What you should do →
Set the records down again in full, exactly as they are, apart from the images.

Supplied material →
----
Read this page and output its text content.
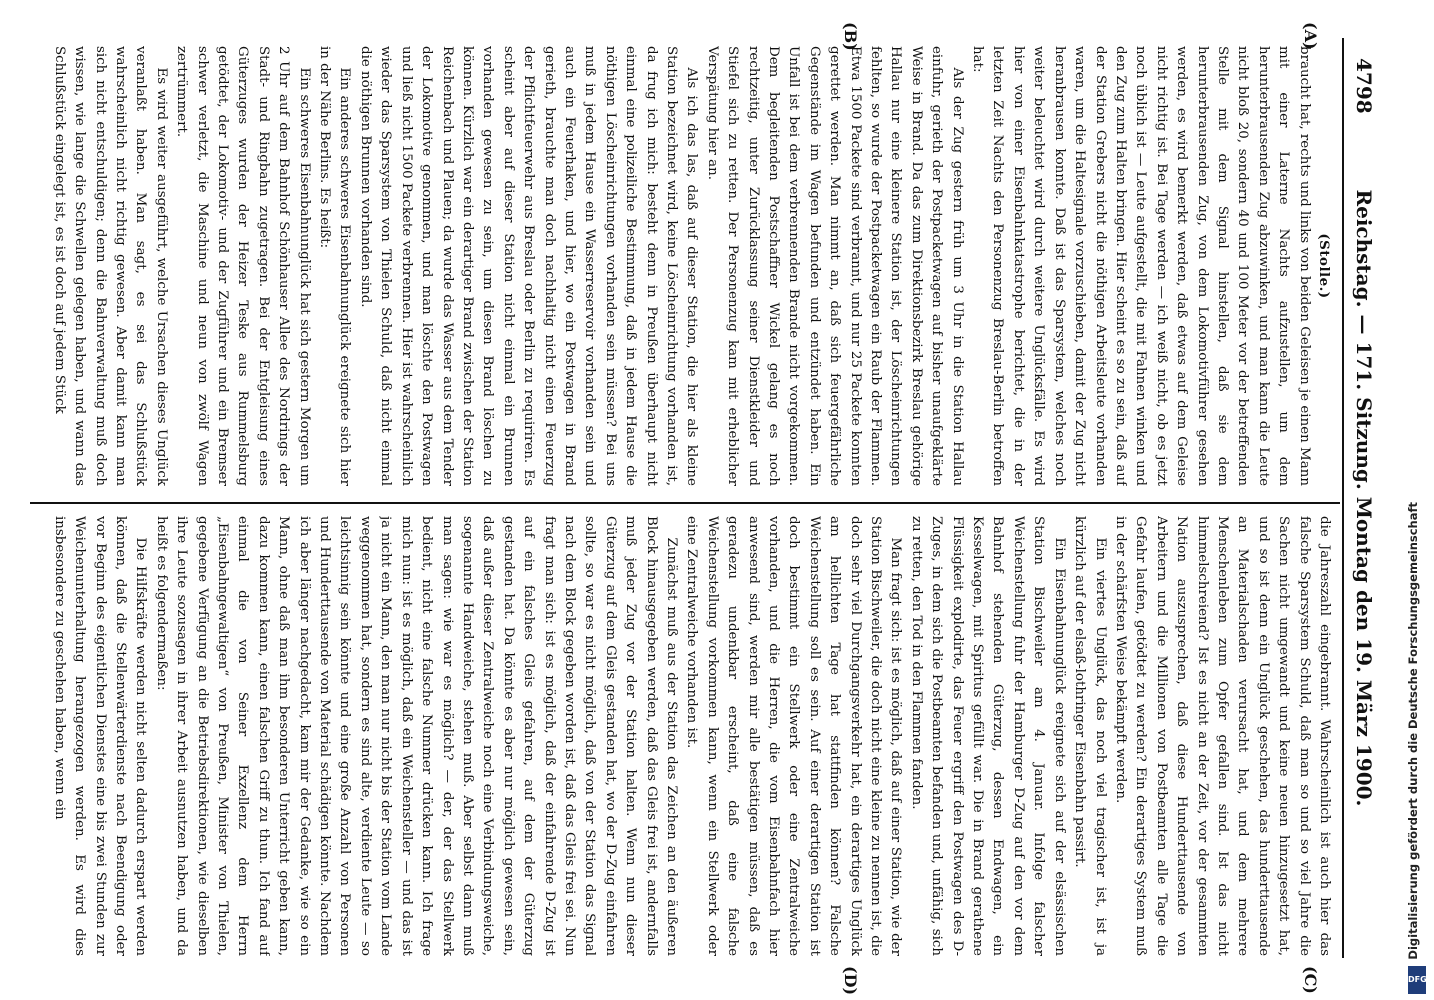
4798
Reichstag. — 171. Sitzung. Montag den 19. März 1900.
(A)
(B)
(C)
(D)

(Stolle.)

braucht hat, rechts und links von beiden Geleisen je einen Mann mit einer Laterne Nachts aufzustellen, um dem herunterbrausenden Zug abzuwinken, und man kann die Leute nicht bloß 20, sondern 40 und 100 Meter vor der betreffenden Stelle mit dem Signal hinstellen, daß sie dem herunterbrausenden Zug, von dem Lokomotivführer gesehen werden, es wird bemerkt werden, daß etwas auf dem Geleise nicht richtig ist. Bei Tage werden — ich weiß nicht, ob es jetzt noch üblich ist — Leute aufgestellt, die mit Fahnen winken und den Zug zum Halten bringen. Hier scheint es so zu sein, daß auf der Station Grebers nicht die nöthigen Arbeitsleute vorhanden waren, um die Haltesignale vorzuschieben, damit der Zug nicht heranbrausen konnte. Daß ist das Sparsystem, welches noch weiter beleuchtet wird durch weitere Unglücksfälle. Es wird hier von einer Eisenbahnkatastrophe berichtet, die in der letzten Zeit Nachts den Personenzug Breslau-Berlin betroffen hat:

Als der Zug gestern früh um 3 Uhr in die Station Hallau einfuhr, gerieth der Postpacketwagen auf bisher unaufgeklärte Weise in Brand. Da das zum Direktionsbezirk Breslau gehörige Hallau nur eine kleinere Station ist, der Löscheinrichtungen fehlten, so wurde der Postpacketwagen ein Raub der Flammen. Etwa 1500 Packete sind verbrannt, und nur 25 Packete konnten gerettet werden. Man nimmt an, daß sich feuergefährliche Gegenstände im Wagen befunden und entzündet haben. Ein Unfall ist bei dem verbrennenden Brande nicht vorgekommen. Dem begleitenden Postschaffner Wickel gelang es noch rechtzeitig, unter Zurücklassung seiner Dienstkleider und Stiefel sich zu retten. Der Personenzug kam mit erheblicher Verspätung hier an.

Als ich das las, daß auf dieser Station, die hier als kleine Station bezeichnet wird, keine Löscheinrichtung vorhanden ist, da frug ich mich: besteht denn in Preußen überhaupt nicht einmal eine polizeiliche Bestimmung, daß in jedem Hause die nöthigen Löscheinrichtungen vorhanden sein müssen? Bei uns muß in jedem Hause ein Wasserreservoir vorhanden sein und auch ein Feuerhaken, und hier, wo ein Postwagen in Brand gerieth, brauchte man doch nachhaltig nicht einen Feuerzug der Pflichtfeuerwehr aus Breslau oder Berlin zu requiriren. Es scheint aber auf dieser Station nicht einmal ein Brunnen vorhanden gewesen zu sein, um diesen Brand löschen zu können. Kürzlich war ein derartiger Brand zwischen der Station Reichenbach und Plauen; da wurde das Wasser aus dem Tender der Lokomotive genommen, und man löschte den Postwagen und ließ nicht 1500 Packete verbrennen. Hier ist wahrscheinlich wieder das Sparsystem von Thielen Schuld, daß nicht einmal die nöthigen Brunnen vorhanden sind.

Ein anderes schweres Eisenbahnunglück ereignete sich hier in der Nähe Berlins. Es heißt:

Ein schweres Eisenbahnunglück hat sich gestern Morgen um 2 Uhr auf dem Bahnhof Schönhauser Allee des Nordrings der Stadt- und Ringbahn zugetragen. Bei der Entgleisung eines Güterzuges wurden der Heizer Teske aus Rummelsburg getödtet, der Lokomotiv- und der Zugführer und ein Bremser schwer verletzt, die Maschine und neun von zwölf Wagen zertrümmert.

Es wird weiter ausgeführt, welche Ursachen dieses Unglück veranlaßt haben. Man sagt, es sei das Schlußstück wahrscheinlich nicht richtig gewesen. Aber damit kann man sich nicht entschuldigen; denn die Bahnverwaltung muß doch wissen, wie lange die Schwellen gelegen haben, und wann das Schlußstück eingelegt ist, es ist doch auf jedem Stück

die Jahreszahl eingebrannt. Wahrscheinlich ist auch hier das falsche Sparsystem Schuld, daß man so und so viel Jahre die Sachen nicht umgewandt und keine neuen hinzugesetzt hat, und so ist denn ein Unglück geschehen, das hunderttausende an Materialschaden verursacht hat, und dem mehrere Menschenleben zum Opfer gefallen sind. Ist das nicht himmelschreiend? Ist es nicht an der Zeit, vor der gesammten Nation auszusprechen, daß diese Hunderttausende von Arbeitern und die Millionen von Postbeamten alle Tage die Gefahr laufen, getödtet zu werden? Ein derartiges System muß in der schärfsten Weise bekämpft werden.

Ein viertes Unglück, das noch viel tragischer ist, ist ja kürzlich auf der elsaß-lothringer Eisenbahn passirt.

Ein Eisenbahnunglück ereignete sich auf der elsässischen Station Bischweiler am 4. Januar. Infolge falscher Weichenstellung fuhr der Hamburger D-Zug auf den vor dem Bahnhof stehenden Güterzug, dessen Endwagen, ein Kesselwagen, mit Spiritus gefüllt war. Die in Brand gerathene Flüssigkeit explodirte, das Feuer ergriff den Postwagen des D-Zuges, in dem sich die Postbeamten befanden und, unfähig, sich zu retten, den Tod in den Flammen fanden.

Man fragt sich: ist es möglich, daß auf einer Station, wie der Station Bischweiler, die doch nicht eine kleine zu nennen ist, die doch sehr viel Durchgangsverkehr hat, ein derartiges Unglück am hellichten Tage hat stattfinden können? Falsche Weichenstellung soll es sein. Auf einer derartigen Station ist doch bestimmt ein Stellwerk oder eine Zentralweiche vorhanden, und die Herren, die vom Eisenbahnfach hier anwesend sind, werden mir alle bestätigen müssen, daß es geradezu undenkbar erscheint, daß eine falsche Weichenstellung vorkommen kann, wenn ein Stellwerk oder eine Zentralweiche vorhanden ist.

Zunächst muß aus der Station das Zeichen an den äußeren Block hinausgegeben werden, daß das Gleis frei ist, andernfalls muß jeder Zug vor der Station halten. Wenn nun dieser Güterzug auf dem Gleis gestanden hat, wo der D-Zug einfahren sollte, so war es nicht möglich, daß von der Station das Signal nach dem Block gegeben worden ist, daß das Gleis frei sei. Nun fragt man sich: ist es möglich, daß der einfahrende D-Zug ist auf ein falsches Gleis gefahren, auf dem der Güterzug gestanden hat. Da könnte es aber nur möglich gewesen sein, daß außer dieser Zentralweiche noch eine Verbindungsweiche, sogenannte Handweiche, stehen muß. Aber selbst dann muß man sagen: wie war es möglich? — der, der das Stellwerk bedient, nicht eine falsche Nummer drücken kann. Ich frage mich nun: ist es möglich, daß ein Weichensteller — und das ist ja nicht ein Mann, den man nur nicht bis der Station vom Lande weggenommen hat, sondern es sind alte, verdiente Leute — so leichtsinnig sein könnte und eine große Anzahl von Personen und Hunderttausende von Material schädigen könnte. Nachdem ich aber länger nachgedacht, kam mir der Gedanke, wie so ein Mann, ohne daß man ihm besonderen Unterricht geben kann, dazu kommen kann, einen falschen Griff zu thun. Ich fand auf einmal die von Seiner Exzellenz dem Herrn „Eisenbahngewaltigen“ von Preußen, Minister von Thielen, gegebene Verfügung an die Betriebsdirektionen, wie dieselben ihre Leute sozusagen in ihrer Arbeit ausnutzen haben, und da heißt es folgendermaßen:

Die Hilfskräfte werden nicht selten dadurch erspart werden können, daß die Stellenwärterdienste nach Beendigung oder vor Beginn des eigentlichen Dienstes eine bis zwei Stunden zur Weichenunterhaltung herangezogen werden. Es wird dies insbesondere zu geschehen haben, wenn ein	Digitalisierung gefördert durch die Deutsche Forschungsgemeinschaft
DFG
----
Answer to this exercise →
Read this page and output its text content.
4798
Reichstag. — 171. Sitzung. Montag den 19. März 1900.
(A)
(B)
(C)
(D)

(Stolle.)

braucht hat, rechts und links von beiden Geleisen je einen Mann mit einer Laterne Nachts aufzustellen, um dem herunterbrausenden Zug abzuwinken, und man kann die Leute nicht bloß 20, sondern 40 und 100 Meter vor der betreffenden Stelle mit dem Signal hinstellen, daß sie dem herunterbrausenden Zug, von dem Lokomotivführer gesehen werden, es wird bemerkt werden, daß etwas auf dem Geleise nicht richtig ist. Bei Tage werden — ich weiß nicht, ob es jetzt noch üblich ist — Leute aufgestellt, die mit Fahnen winken und den Zug zum Halten bringen. Hier scheint es so zu sein, daß auf der Station Grebers nicht die nöthigen Arbeitsleute vorhanden waren, um die Haltesignale vorzuschieben, damit der Zug nicht heranbrausen konnte. Daß ist das Sparsystem, welches noch weiter beleuchtet wird durch weitere Unglücksfälle. Es wird hier von einer Eisenbahnkatastrophe berichtet, die in der letzten Zeit Nachts den Personenzug Breslau-Berlin betroffen hat:

Als der Zug gestern früh um 3 Uhr in die Station Hallau einfuhr, gerieth der Postpacketwagen auf bisher unaufgeklärte Weise in Brand. Da das zum Direktionsbezirk Breslau gehörige Hallau nur eine kleinere Station ist, der Löscheinrichtungen fehlten, so wurde der Postpacketwagen ein Raub der Flammen. Etwa 1500 Packete sind verbrannt, und nur 25 Packete konnten gerettet werden. Man nimmt an, daß sich feuergefährliche Gegenstände im Wagen befunden und entzündet haben. Ein Unfall ist bei dem verbrennenden Brande nicht vorgekommen. Dem begleitenden Postschaffner Wickel gelang es noch rechtzeitig, unter Zurücklassung seiner Dienstkleider und Stiefel sich zu retten. Der Personenzug kam mit erheblicher Verspätung hier an.

Als ich das las, daß auf dieser Station, die hier als kleine Station bezeichnet wird, keine Löscheinrichtung vorhanden ist, da frug ich mich: besteht denn in Preußen überhaupt nicht einmal eine polizeiliche Bestimmung, daß in jedem Hause die nöthigen Löscheinrichtungen vorhanden sein müssen? Bei uns muß in jedem Hause ein Wasserreservoir vorhanden sein und auch ein Feuerhaken, und hier, wo ein Postwagen in Brand gerieth, brauchte man doch nachhaltig nicht einen Feuerzug der Pflichtfeuerwehr aus Breslau oder Berlin zu requiriren. Es scheint aber auf dieser Station nicht einmal ein Brunnen vorhanden gewesen zu sein, um diesen Brand löschen zu können. Kürzlich war ein derartiger Brand zwischen der Station Reichenbach und Plauen; da wurde das Wasser aus dem Tender der Lokomotive genommen, und man löschte den Postwagen und ließ nicht 1500 Packete verbrennen. Hier ist wahrscheinlich wieder das Sparsystem von Thielen Schuld, daß nicht einmal die nöthigen Brunnen vorhanden sind.

Ein anderes schweres Eisenbahnunglück ereignete sich hier in der Nähe Berlins. Es heißt:

Ein schweres Eisenbahnunglück hat sich gestern Morgen um 2 Uhr auf dem Bahnhof Schönhauser Allee des Nordrings der Stadt- und Ringbahn zugetragen. Bei der Entgleisung eines Güterzuges wurden der Heizer Teske aus Rummelsburg getödtet, der Lokomotiv- und der Zugführer und ein Bremser schwer verletzt, die Maschine und neun von zwölf Wagen zertrümmert.

Es wird weiter ausgeführt, welche Ursachen dieses Unglück veranlaßt haben. Man sagt, es sei das Schlußstück wahrscheinlich nicht richtig gewesen. Aber damit kann man sich nicht entschuldigen; denn die Bahnverwaltung muß doch wissen, wie lange die Schwellen gelegen haben, und wann das Schlußstück eingelegt ist, es ist doch auf jedem Stück

die Jahreszahl eingebrannt. Wahrscheinlich ist auch hier das falsche Sparsystem Schuld, daß man so und so viel Jahre die Sachen nicht umgewandt und keine neuen hinzugesetzt hat, und so ist denn ein Unglück geschehen, das hunderttausende an Materialschaden verursacht hat, und dem mehrere Menschenleben zum Opfer gefallen sind. Ist das nicht himmelschreiend? Ist es nicht an der Zeit, vor der gesammten Nation auszusprechen, daß diese Hunderttausende von Arbeitern und die Millionen von Postbeamten alle Tage die Gefahr laufen, getödtet zu werden? Ein derartiges System muß in der schärfsten Weise bekämpft werden.

Ein viertes Unglück, das noch viel tragischer ist, ist ja kürzlich auf der elsaß-lothringer Eisenbahn passirt.

Ein Eisenbahnunglück ereignete sich auf der elsässischen Station Bischweiler am 4. Januar. Infolge falscher Weichenstellung fuhr der Hamburger D-Zug auf den vor dem Bahnhof stehenden Güterzug, dessen Endwagen, ein Kesselwagen, mit Spiritus gefüllt war. Die in Brand gerathene Flüssigkeit explodirte, das Feuer ergriff den Postwagen des D-Zuges, in dem sich die Postbeamten befanden und, unfähig, sich zu retten, den Tod in den Flammen fanden.

Man fragt sich: ist es möglich, daß auf einer Station, wie der Station Bischweiler, die doch nicht eine kleine zu nennen ist, die doch sehr viel Durchgangsverkehr hat, ein derartiges Unglück am hellichten Tage hat stattfinden können? Falsche Weichenstellung soll es sein. Auf einer derartigen Station ist doch bestimmt ein Stellwerk oder eine Zentralweiche vorhanden, und die Herren, die vom Eisenbahnfach hier anwesend sind, werden mir alle bestätigen müssen, daß es geradezu undenkbar erscheint, daß eine falsche Weichenstellung vorkommen kann, wenn ein Stellwerk oder eine Zentralweiche vorhanden ist.

Zunächst muß aus der Station das Zeichen an den äußeren Block hinausgegeben werden, daß das Gleis frei ist, andernfalls muß jeder Zug vor der Station halten. Wenn nun dieser Güterzug auf dem Gleis gestanden hat, wo der D-Zug einfahren sollte, so war es nicht möglich, daß von der Station das Signal nach dem Block gegeben worden ist, daß das Gleis frei sei. Nun fragt man sich: ist es möglich, daß der einfahrende D-Zug ist auf ein falsches Gleis gefahren, auf dem der Güterzug gestanden hat. Da könnte es aber nur möglich gewesen sein, daß außer dieser Zentralweiche noch eine Verbindungsweiche, sogenannte Handweiche, stehen muß. Aber selbst dann muß man sagen: wie war es möglich? — der, der das Stellwerk bedient, nicht eine falsche Nummer drücken kann. Ich frage mich nun: ist es möglich, daß ein Weichensteller — und das ist ja nicht ein Mann, den man nur nicht bis der Station vom Lande weggenommen hat, sondern es sind alte, verdiente Leute — so leichtsinnig sein könnte und eine große Anzahl von Personen und Hunderttausende von Material schädigen könnte. Nachdem ich aber länger nachgedacht, kam mir der Gedanke, wie so ein Mann, ohne daß man ihm besonderen Unterricht geben kann, dazu kommen kann, einen falschen Griff zu thun. Ich fand auf einmal die von Seiner Exzellenz dem Herrn „Eisenbahngewaltigen“ von Preußen, Minister von Thielen, gegebene Verfügung an die Betriebsdirektionen, wie dieselben ihre Leute sozusagen in ihrer Arbeit ausnutzen haben, und da heißt es folgendermaßen:

Die Hilfskräfte werden nicht selten dadurch erspart werden können, daß die Stellenwärterdienste nach Beendigung oder vor Beginn des eigentlichen Dienstes eine bis zwei Stunden zur Weichenunterhaltung herangezogen werden. Es wird dies insbesondere zu geschehen haben, wenn ein	Digitalisierung gefördert durch die Deutsche Forschungsgemeinschaft
DFG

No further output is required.